## AIM
Collect every line of the records below that contains the word "нельзя".

[Dataset entries]
----------------

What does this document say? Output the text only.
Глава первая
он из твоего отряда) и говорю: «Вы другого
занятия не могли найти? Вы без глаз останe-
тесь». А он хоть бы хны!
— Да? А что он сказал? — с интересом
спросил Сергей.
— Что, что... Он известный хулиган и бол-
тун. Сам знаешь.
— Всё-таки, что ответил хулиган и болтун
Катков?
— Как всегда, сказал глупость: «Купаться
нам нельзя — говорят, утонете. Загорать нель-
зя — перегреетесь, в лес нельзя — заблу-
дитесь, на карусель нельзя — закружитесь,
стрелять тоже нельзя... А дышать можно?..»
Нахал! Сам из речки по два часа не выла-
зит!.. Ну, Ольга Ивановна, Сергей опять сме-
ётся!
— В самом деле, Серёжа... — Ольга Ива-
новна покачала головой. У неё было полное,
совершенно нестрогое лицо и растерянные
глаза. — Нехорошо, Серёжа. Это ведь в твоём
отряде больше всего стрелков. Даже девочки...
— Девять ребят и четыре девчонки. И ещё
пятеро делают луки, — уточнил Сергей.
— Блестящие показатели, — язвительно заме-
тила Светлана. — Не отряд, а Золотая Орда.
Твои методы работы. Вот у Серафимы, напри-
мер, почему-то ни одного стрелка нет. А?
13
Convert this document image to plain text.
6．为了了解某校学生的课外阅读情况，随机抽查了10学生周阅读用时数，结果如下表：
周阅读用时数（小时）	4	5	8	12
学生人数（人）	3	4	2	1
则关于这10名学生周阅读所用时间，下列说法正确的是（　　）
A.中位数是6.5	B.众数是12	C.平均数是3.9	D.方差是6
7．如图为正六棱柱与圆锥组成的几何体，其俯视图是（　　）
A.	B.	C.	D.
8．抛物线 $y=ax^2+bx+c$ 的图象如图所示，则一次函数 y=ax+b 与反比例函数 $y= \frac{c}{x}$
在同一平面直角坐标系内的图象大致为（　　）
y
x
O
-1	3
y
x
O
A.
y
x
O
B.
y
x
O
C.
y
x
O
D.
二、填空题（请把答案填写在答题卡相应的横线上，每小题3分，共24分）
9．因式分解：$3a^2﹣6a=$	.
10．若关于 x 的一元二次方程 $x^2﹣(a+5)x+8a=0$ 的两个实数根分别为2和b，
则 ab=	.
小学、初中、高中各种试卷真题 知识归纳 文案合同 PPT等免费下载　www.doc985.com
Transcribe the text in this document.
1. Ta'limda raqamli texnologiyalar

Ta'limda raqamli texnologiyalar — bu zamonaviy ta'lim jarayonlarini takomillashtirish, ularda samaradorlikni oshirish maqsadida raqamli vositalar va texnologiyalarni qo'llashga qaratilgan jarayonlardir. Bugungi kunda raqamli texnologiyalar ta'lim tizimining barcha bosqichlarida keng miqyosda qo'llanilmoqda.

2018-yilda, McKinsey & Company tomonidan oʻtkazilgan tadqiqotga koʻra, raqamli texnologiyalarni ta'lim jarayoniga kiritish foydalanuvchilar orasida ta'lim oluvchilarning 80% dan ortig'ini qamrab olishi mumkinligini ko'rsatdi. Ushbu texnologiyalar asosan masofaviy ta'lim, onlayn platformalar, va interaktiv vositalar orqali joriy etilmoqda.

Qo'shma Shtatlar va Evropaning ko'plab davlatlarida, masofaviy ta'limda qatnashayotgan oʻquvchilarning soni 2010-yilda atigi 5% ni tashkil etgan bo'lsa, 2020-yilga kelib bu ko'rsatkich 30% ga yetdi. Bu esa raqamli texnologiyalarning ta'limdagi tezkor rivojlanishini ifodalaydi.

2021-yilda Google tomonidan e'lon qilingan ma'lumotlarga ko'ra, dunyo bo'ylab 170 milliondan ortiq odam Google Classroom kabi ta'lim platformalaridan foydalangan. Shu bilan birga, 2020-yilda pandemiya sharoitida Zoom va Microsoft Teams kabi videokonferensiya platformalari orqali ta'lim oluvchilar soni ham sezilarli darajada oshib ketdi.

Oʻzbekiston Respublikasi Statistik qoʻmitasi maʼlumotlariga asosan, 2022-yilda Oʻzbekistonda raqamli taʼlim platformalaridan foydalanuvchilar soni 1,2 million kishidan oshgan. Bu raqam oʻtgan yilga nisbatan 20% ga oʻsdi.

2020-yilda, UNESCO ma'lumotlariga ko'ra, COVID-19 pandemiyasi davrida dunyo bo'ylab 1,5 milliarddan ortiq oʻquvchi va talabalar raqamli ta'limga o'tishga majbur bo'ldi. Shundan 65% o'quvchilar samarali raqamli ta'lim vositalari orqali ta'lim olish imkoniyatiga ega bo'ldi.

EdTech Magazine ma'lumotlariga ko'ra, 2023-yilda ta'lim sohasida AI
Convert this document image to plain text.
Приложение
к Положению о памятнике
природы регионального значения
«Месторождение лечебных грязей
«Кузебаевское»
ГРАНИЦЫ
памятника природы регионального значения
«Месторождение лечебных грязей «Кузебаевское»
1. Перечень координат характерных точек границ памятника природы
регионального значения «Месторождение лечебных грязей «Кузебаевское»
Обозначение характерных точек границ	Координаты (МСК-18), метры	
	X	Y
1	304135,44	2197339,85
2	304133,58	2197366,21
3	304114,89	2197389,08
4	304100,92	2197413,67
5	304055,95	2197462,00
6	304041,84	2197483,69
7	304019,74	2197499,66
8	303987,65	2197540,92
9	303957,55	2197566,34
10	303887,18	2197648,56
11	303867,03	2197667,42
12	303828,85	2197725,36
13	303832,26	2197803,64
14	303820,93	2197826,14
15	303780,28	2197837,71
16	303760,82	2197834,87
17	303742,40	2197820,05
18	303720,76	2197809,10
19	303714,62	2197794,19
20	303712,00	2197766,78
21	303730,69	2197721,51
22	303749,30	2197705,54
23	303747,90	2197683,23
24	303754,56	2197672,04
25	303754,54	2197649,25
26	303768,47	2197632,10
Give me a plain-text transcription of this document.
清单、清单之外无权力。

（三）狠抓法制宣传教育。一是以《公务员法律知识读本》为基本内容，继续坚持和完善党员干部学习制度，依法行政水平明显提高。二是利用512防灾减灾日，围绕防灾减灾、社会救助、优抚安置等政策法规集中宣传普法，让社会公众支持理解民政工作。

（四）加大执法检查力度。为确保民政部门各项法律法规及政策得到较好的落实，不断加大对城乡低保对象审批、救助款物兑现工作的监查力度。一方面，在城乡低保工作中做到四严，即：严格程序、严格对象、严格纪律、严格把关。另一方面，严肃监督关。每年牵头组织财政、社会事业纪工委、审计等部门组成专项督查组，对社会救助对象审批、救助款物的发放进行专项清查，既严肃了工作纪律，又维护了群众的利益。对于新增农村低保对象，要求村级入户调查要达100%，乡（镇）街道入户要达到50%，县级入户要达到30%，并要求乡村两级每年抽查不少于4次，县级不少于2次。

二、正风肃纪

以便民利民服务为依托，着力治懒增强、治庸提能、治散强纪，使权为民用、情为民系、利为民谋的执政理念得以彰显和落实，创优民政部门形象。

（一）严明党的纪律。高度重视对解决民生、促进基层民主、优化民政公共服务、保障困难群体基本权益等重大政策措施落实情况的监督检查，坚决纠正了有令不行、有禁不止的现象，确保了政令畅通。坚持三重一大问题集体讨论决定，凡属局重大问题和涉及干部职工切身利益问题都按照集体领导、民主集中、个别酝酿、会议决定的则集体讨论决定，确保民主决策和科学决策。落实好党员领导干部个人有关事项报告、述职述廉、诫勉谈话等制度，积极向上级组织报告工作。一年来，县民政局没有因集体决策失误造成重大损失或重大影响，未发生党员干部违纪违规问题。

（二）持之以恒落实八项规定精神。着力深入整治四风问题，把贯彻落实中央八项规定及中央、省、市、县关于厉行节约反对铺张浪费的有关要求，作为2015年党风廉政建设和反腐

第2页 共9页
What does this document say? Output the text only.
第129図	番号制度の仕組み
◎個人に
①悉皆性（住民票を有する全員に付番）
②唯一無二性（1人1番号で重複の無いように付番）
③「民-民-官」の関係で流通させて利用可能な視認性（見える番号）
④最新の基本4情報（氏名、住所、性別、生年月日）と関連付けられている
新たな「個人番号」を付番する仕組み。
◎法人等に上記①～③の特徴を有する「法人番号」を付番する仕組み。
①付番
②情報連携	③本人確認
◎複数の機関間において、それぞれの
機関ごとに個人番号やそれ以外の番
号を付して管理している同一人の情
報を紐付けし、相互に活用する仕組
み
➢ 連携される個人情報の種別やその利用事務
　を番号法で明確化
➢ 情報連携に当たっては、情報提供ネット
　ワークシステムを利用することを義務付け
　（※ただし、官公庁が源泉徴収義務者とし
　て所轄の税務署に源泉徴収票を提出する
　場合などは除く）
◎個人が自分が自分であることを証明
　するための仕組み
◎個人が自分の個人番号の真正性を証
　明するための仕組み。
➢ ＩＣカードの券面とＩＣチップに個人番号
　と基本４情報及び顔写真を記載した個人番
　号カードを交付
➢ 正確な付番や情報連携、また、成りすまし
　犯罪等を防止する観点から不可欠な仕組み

----------------

## FULL SOLUTION
нам нельзя — говорят, утонете. Загорать нель-
зя — перегреетесь, в лес нельзя — заблу-
дитесь, на карусель нельзя — закружитесь,
стрелять тоже нельзя... А дышать можно?..»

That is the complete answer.